-- DESCRIPTION OF THE TASK --
Write out each line word for word. Drop pictures.

## start DATASET EXCERPTS

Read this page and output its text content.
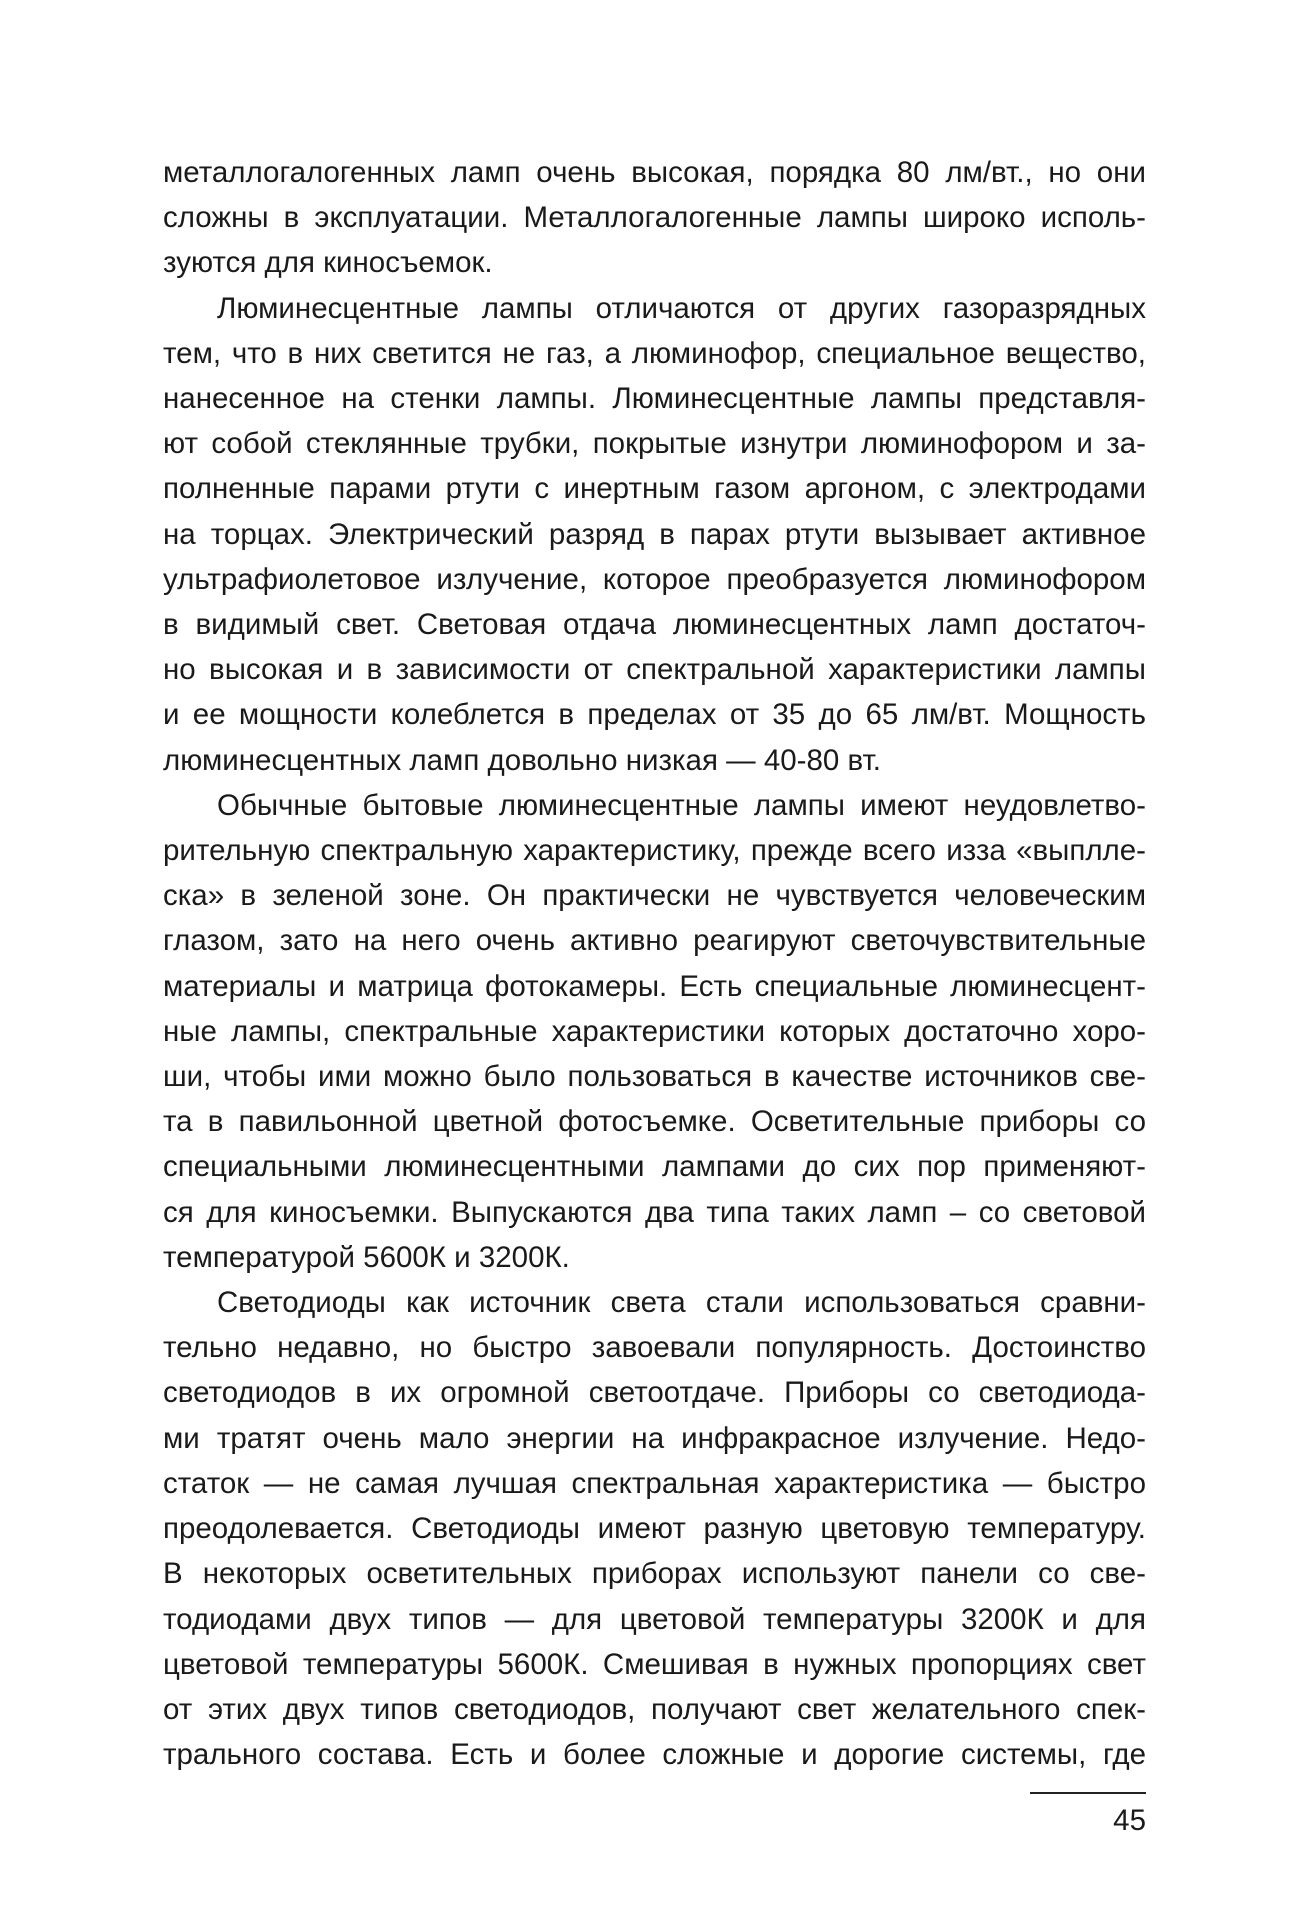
металлогалогенных ламп очень высокая, порядка 80 лм/вт., но они
сложны в эксплуатации. Металлогалогенные лампы широко исполь-
зуются для киносъемок.
Люминесцентные лампы отличаются от других газоразрядных
тем, что в них светится не газ, а люминофор, специальное вещество,
нанесенное на стенки лампы. Люминесцентные лампы представля-
ют собой стеклянные трубки, покрытые изнутри люминофором и за-
полненные парами ртути с инертным газом аргоном, с электродами
на торцах. Электрический разряд в парах ртути вызывает активное
ультрафиолетовое излучение, которое преобразуется люминофором
в видимый свет. Световая отдача люминесцентных ламп достаточ-
но высокая и в зависимости от спектральной характеристики лампы
и ее мощности колеблется в пределах от 35 до 65 лм/вт. Мощность
люминесцентных ламп довольно низкая — 40-80 вт.
Обычные бытовые люминесцентные лампы имеют неудовлетво-
рительную спектральную характеристику, прежде всего изза «выплле-
ска» в зеленой зоне. Он практически не чувствуется человеческим
глазом, зато на него очень активно реагируют светочувствительные
материалы и матрица фотокамеры. Есть специальные люминесцент-
ные лампы, спектральные характеристики которых достаточно хоро-
ши, чтобы ими можно было пользоваться в качестве источников све-
та в павильонной цветной фотосъемке. Осветительные приборы со
специальными люминесцентными лампами до сих пор применяют-
ся для киносъемки. Выпускаются два типа таких ламп – со световой
температурой 5600К и 3200К.
Светодиоды как источник света стали использоваться сравни-
тельно недавно, но быстро завоевали популярность. Достоинство
светодиодов в их огромной светоотдаче. Приборы со светодиода-
ми тратят очень мало энергии на инфракрасное излучение. Недо-
статок — не самая лучшая спектральная характеристика — быстро
преодолевается. Светодиоды имеют разную цветовую температуру.
В некоторых осветительных приборах используют панели со све-
тодиодами двух типов — для цветовой температуры 3200К и для
цветовой температуры 5600К. Смешивая в нужных пропорциях свет
от этих двух типов светодиодов, получают свет желательного спек-
трального состава. Есть и более сложные и дорогие системы, где
45
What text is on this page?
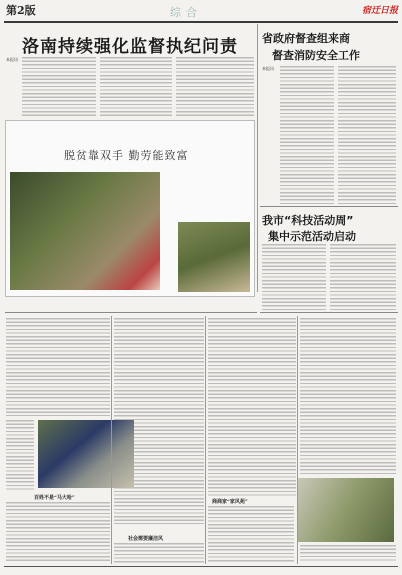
第2版	综合	宿迁日报
洛南持续强化监督执纪问责
本报讯
省政府督查组来商
督查消防安全工作
本报讯
脱贫靠双手 勤劳能致富
我市“科技活动周”
集中示范活动启动
百姓不是“马大哈”
商商家“家风苑”
社会需要廉洁风
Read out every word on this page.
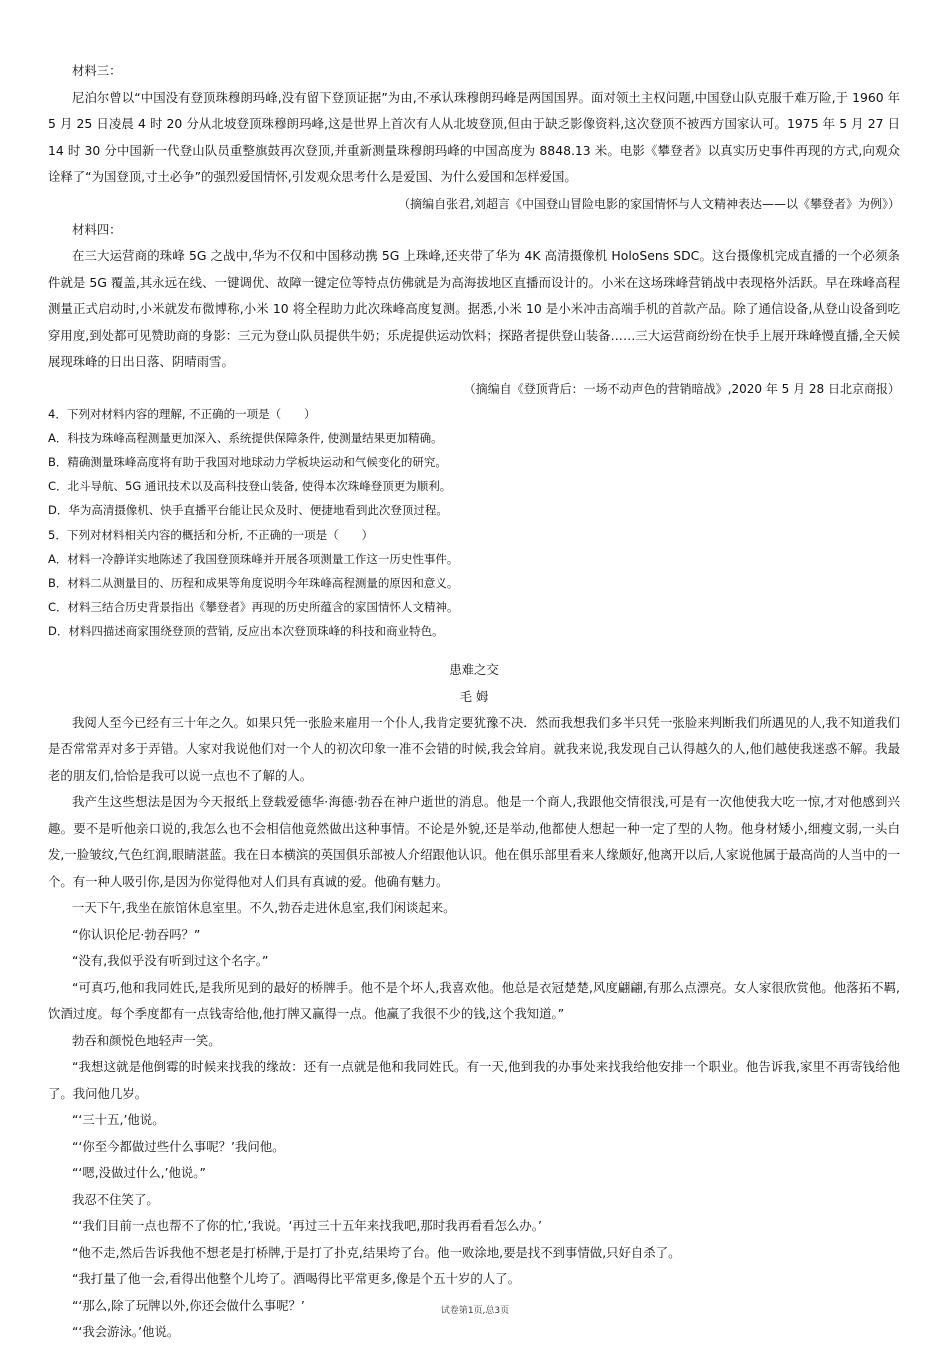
材料三：

尼泊尔曾以“中国没有登顶珠穆朗玛峰,没有留下登顶证据”为由,不承认珠穆朗玛峰是两国国界。面对领土主权问题,中国登山队克服千难万险,于 1960 年 5 月 25 日凌晨 4 时 20 分从北坡登顶珠穆朗玛峰,这是世界上首次有人从北坡登顶,但由于缺乏影像资料,这次登顶不被西方国家认可。1975 年 5 月 27 日 14 时 30 分中国新一代登山队员重整旗鼓再次登顶,并重新测量珠穆朗玛峰的中国高度为 8848.13 米。电影《攀登者》以真实历史事件再现的方式,向观众诠释了“为国登顶,寸土必争”的强烈爱国情怀,引发观众思考什么是爱国、为什么爱国和怎样爱国。

（摘编自张君,刘超言《中国登山冒险电影的家国情怀与人文精神表达——以《攀登者》为例》）

材料四：

在三大运营商的珠峰 5G 之战中,华为不仅和中国移动携 5G 上珠峰,还夹带了华为 4K 高清摄像机 HoloSens SDC。这台摄像机完成直播的一个必须条件就是 5G 覆盖,其永远在线、一键调优、故障一键定位等特点仿佛就是为高海拔地区直播而设计的。小米在这场珠峰营销战中表现格外活跃。早在珠峰高程测量正式启动时,小米就发布微博称,小米 10 将全程助力此次珠峰高度复测。据悉,小米 10 是小米冲击高端手机的首款产品。除了通信设备,从登山设备到吃穿用度,到处都可见赞助商的身影：三元为登山队员提供牛奶；乐虎提供运动饮料；探路者提供登山装备……三大运营商纷纷在快手上展开珠峰慢直播,全天候展现珠峰的日出日落、阴晴雨雪。

（摘编自《登顶背后：一场不动声色的营销暗战》,2020 年 5 月 28 日北京商报）

4．下列对材料内容的理解, 不正确的一项是（　　）

A．科技为珠峰高程测量更加深入、系统提供保障条件, 使测量结果更加精确。

B．精确测量珠峰高度将有助于我国对地球动力学板块运动和气候变化的研究。

C．北斗导航、5G 通讯技术以及高科技登山装备, 使得本次珠峰登顶更为顺利。

D．华为高清摄像机、快手直播平台能让民众及时、便捷地看到此次登顶过程。

5．下列对材料相关内容的概括和分析, 不正确的一项是（　　）

A．材料一冷静详实地陈述了我国登顶珠峰并开展各项测量工作这一历史性事件。

B．材料二从测量目的、历程和成果等角度说明今年珠峰高程测量的原因和意义。

C．材料三结合历史背景指出《攀登者》再现的历史所蕴含的家国情怀人文精神。

D．材料四描述商家围绕登顶的营销, 反应出本次登顶珠峰的科技和商业特色。

患难之交

毛 姆

我阅人至今已经有三十年之久。如果只凭一张脸来雇用一个仆人,我肯定要犹豫不决．然而我想我们多半只凭一张脸来判断我们所遇见的人,我不知道我们是否常常弄对多于弄错。人家对我说他们对一个人的初次印象一准不会错的时候,我会耸肩。就我来说,我发现自己认得越久的人,他们越使我迷惑不解。我最老的朋友们,恰恰是我可以说一点也不了解的人。

我产生这些想法是因为今天报纸上登载爱德华·海德·勃吞在神户逝世的消息。他是一个商人,我跟他交情很浅,可是有一次他使我大吃一惊,才对他感到兴趣。要不是听他亲口说的,我怎么也不会相信他竟然做出这种事情。不论是外貌,还是举动,他都使人想起一种一定了型的人物。他身材矮小,细瘦文弱,一头白发,一脸皱纹,气色红润,眼睛湛蓝。我在日本横滨的英国俱乐部被人介绍跟他认识。他在俱乐部里看来人缘颇好,他离开以后,人家说他属于最高尚的人当中的一个。有一种人吸引你,是因为你觉得他对人们具有真诚的爱。他确有魅力。

一天下午,我坐在旅馆休息室里。不久,勃吞走进休息室,我们闲谈起来。

“你认识伦尼·勃吞吗？”

“没有,我似乎没有听到过这个名字。”

“可真巧,他和我同姓氏,是我所见到的最好的桥牌手。他不是个坏人,我喜欢他。他总是衣冠楚楚,风度翩翩,有那么点漂亮。女人家很欣赏他。他落拓不羁,饮酒过度。每个季度都有一点钱寄给他,他打牌又赢得一点。他赢了我很不少的钱,这个我知道。”

勃吞和颜悦色地轻声一笑。

“我想这就是他倒霉的时候来找我的缘故：还有一点就是他和我同姓氏。有一天,他到我的办事处来找我给他安排一个职业。他告诉我,家里不再寄钱给他了。我问他几岁。

“‘三十五,’他说。

“‘你至今都做过些什么事呢？’我问他。

“‘嗯,没做过什么,’他说。”

我忍不住笑了。

“‘我们目前一点也帮不了你的忙,’我说。‘再过三十五年来找我吧,那时我再看看怎么办。’

“他不走,然后告诉我他不想老是打桥牌,于是打了扑克,结果垮了台。他一败涂地,要是找不到事情做,只好自杀了。

“我打量了他一会,看得出他整个儿垮了。酒喝得比平常更多,像是个五十岁的人了。

“‘那么,除了玩牌以外,你还会做什么事呢？’

“‘我会游泳。’他说。

试卷第1页,总3页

## end DATASET EXCERPTS

-- RESULT OF THIS TASK --
Read this page and output its text content.
металлогалогенных ламп очень высокая, порядка 80 лм/вт., но они
сложны в эксплуатации. Металлогалогенные лампы широко исполь-
зуются для киносъемок.
Люминесцентные лампы отличаются от других газоразрядных
тем, что в них светится не газ, а люминофор, специальное вещество,
нанесенное на стенки лампы. Люминесцентные лампы представля-
ют собой стеклянные трубки, покрытые изнутри люминофором и за-
полненные парами ртути с инертным газом аргоном, с электродами
на торцах. Электрический разряд в парах ртути вызывает активное
ультрафиолетовое излучение, которое преобразуется люминофором
в видимый свет. Световая отдача люминесцентных ламп достаточ-
но высокая и в зависимости от спектральной характеристики лампы
и ее мощности колеблется в пределах от 35 до 65 лм/вт. Мощность
люминесцентных ламп довольно низкая — 40-80 вт.
Обычные бытовые люминесцентные лампы имеют неудовлетво-
рительную спектральную характеристику, прежде всего изза «выплле-
ска» в зеленой зоне. Он практически не чувствуется человеческим
глазом, зато на него очень активно реагируют светочувствительные
материалы и матрица фотокамеры. Есть специальные люминесцент-
ные лампы, спектральные характеристики которых достаточно хоро-
ши, чтобы ими можно было пользоваться в качестве источников све-
та в павильонной цветной фотосъемке. Осветительные приборы со
специальными люминесцентными лампами до сих пор применяют-
ся для киносъемки. Выпускаются два типа таких ламп – со световой
температурой 5600К и 3200К.
Светодиоды как источник света стали использоваться сравни-
тельно недавно, но быстро завоевали популярность. Достоинство
светодиодов в их огромной светоотдаче. Приборы со светодиода-
ми тратят очень мало энергии на инфракрасное излучение. Недо-
статок — не самая лучшая спектральная характеристика — быстро
преодолевается. Светодиоды имеют разную цветовую температуру.
В некоторых осветительных приборах используют панели со све-
тодиодами двух типов — для цветовой температуры 3200К и для
цветовой температуры 5600К. Смешивая в нужных пропорциях свет
от этих двух типов светодиодов, получают свет желательного спек-
трального состава. Есть и более сложные и дорогие системы, где
45
What text is on this page?
第2版	综合	宿迁日报
洛南持续强化监督执纪问责
本报讯
省政府督查组来商
督查消防安全工作
本报讯
脱贫靠双手 勤劳能致富
我市“科技活动周”
集中示范活动启动
百姓不是“马大哈”
商商家“家风苑”
社会需要廉洁风
Read out every word on this page.
材料三：

尼泊尔曾以“中国没有登顶珠穆朗玛峰,没有留下登顶证据”为由,不承认珠穆朗玛峰是两国国界。面对领土主权问题,中国登山队克服千难万险,于 1960 年 5 月 25 日凌晨 4 时 20 分从北坡登顶珠穆朗玛峰,这是世界上首次有人从北坡登顶,但由于缺乏影像资料,这次登顶不被西方国家认可。1975 年 5 月 27 日 14 时 30 分中国新一代登山队员重整旗鼓再次登顶,并重新测量珠穆朗玛峰的中国高度为 8848.13 米。电影《攀登者》以真实历史事件再现的方式,向观众诠释了“为国登顶,寸土必争”的强烈爱国情怀,引发观众思考什么是爱国、为什么爱国和怎样爱国。

（摘编自张君,刘超言《中国登山冒险电影的家国情怀与人文精神表达——以《攀登者》为例》）

材料四：

在三大运营商的珠峰 5G 之战中,华为不仅和中国移动携 5G 上珠峰,还夹带了华为 4K 高清摄像机 HoloSens SDC。这台摄像机完成直播的一个必须条件就是 5G 覆盖,其永远在线、一键调优、故障一键定位等特点仿佛就是为高海拔地区直播而设计的。小米在这场珠峰营销战中表现格外活跃。早在珠峰高程测量正式启动时,小米就发布微博称,小米 10 将全程助力此次珠峰高度复测。据悉,小米 10 是小米冲击高端手机的首款产品。除了通信设备,从登山设备到吃穿用度,到处都可见赞助商的身影：三元为登山队员提供牛奶；乐虎提供运动饮料；探路者提供登山装备……三大运营商纷纷在快手上展开珠峰慢直播,全天候展现珠峰的日出日落、阴晴雨雪。

（摘编自《登顶背后：一场不动声色的营销暗战》,2020 年 5 月 28 日北京商报）

4．下列对材料内容的理解, 不正确的一项是（　　）

A．科技为珠峰高程测量更加深入、系统提供保障条件, 使测量结果更加精确。

B．精确测量珠峰高度将有助于我国对地球动力学板块运动和气候变化的研究。

C．北斗导航、5G 通讯技术以及高科技登山装备, 使得本次珠峰登顶更为顺利。

D．华为高清摄像机、快手直播平台能让民众及时、便捷地看到此次登顶过程。

5．下列对材料相关内容的概括和分析, 不正确的一项是（　　）

A．材料一冷静详实地陈述了我国登顶珠峰并开展各项测量工作这一历史性事件。

B．材料二从测量目的、历程和成果等角度说明今年珠峰高程测量的原因和意义。

C．材料三结合历史背景指出《攀登者》再现的历史所蕴含的家国情怀人文精神。

D．材料四描述商家围绕登顶的营销, 反应出本次登顶珠峰的科技和商业特色。

患难之交

毛 姆

我阅人至今已经有三十年之久。如果只凭一张脸来雇用一个仆人,我肯定要犹豫不决．然而我想我们多半只凭一张脸来判断我们所遇见的人,我不知道我们是否常常弄对多于弄错。人家对我说他们对一个人的初次印象一准不会错的时候,我会耸肩。就我来说,我发现自己认得越久的人,他们越使我迷惑不解。我最老的朋友们,恰恰是我可以说一点也不了解的人。

我产生这些想法是因为今天报纸上登载爱德华·海德·勃吞在神户逝世的消息。他是一个商人,我跟他交情很浅,可是有一次他使我大吃一惊,才对他感到兴趣。要不是听他亲口说的,我怎么也不会相信他竟然做出这种事情。不论是外貌,还是举动,他都使人想起一种一定了型的人物。他身材矮小,细瘦文弱,一头白发,一脸皱纹,气色红润,眼睛湛蓝。我在日本横滨的英国俱乐部被人介绍跟他认识。他在俱乐部里看来人缘颇好,他离开以后,人家说他属于最高尚的人当中的一个。有一种人吸引你,是因为你觉得他对人们具有真诚的爱。他确有魅力。

一天下午,我坐在旅馆休息室里。不久,勃吞走进休息室,我们闲谈起来。

“你认识伦尼·勃吞吗？”

“没有,我似乎没有听到过这个名字。”

“可真巧,他和我同姓氏,是我所见到的最好的桥牌手。他不是个坏人,我喜欢他。他总是衣冠楚楚,风度翩翩,有那么点漂亮。女人家很欣赏他。他落拓不羁,饮酒过度。每个季度都有一点钱寄给他,他打牌又赢得一点。他赢了我很不少的钱,这个我知道。”

勃吞和颜悦色地轻声一笑。

“我想这就是他倒霉的时候来找我的缘故：还有一点就是他和我同姓氏。有一天,他到我的办事处来找我给他安排一个职业。他告诉我,家里不再寄钱给他了。我问他几岁。

“‘三十五,’他说。

“‘你至今都做过些什么事呢？’我问他。

“‘嗯,没做过什么,’他说。”

我忍不住笑了。

“‘我们目前一点也帮不了你的忙,’我说。‘再过三十五年来找我吧,那时我再看看怎么办。’

“他不走,然后告诉我他不想老是打桥牌,于是打了扑克,结果垮了台。他一败涂地,要是找不到事情做,只好自杀了。

“我打量了他一会,看得出他整个儿垮了。酒喝得比平常更多,像是个五十岁的人了。

“‘那么,除了玩牌以外,你还会做什么事呢？’

“‘我会游泳。’他说。

试卷第1页,总3页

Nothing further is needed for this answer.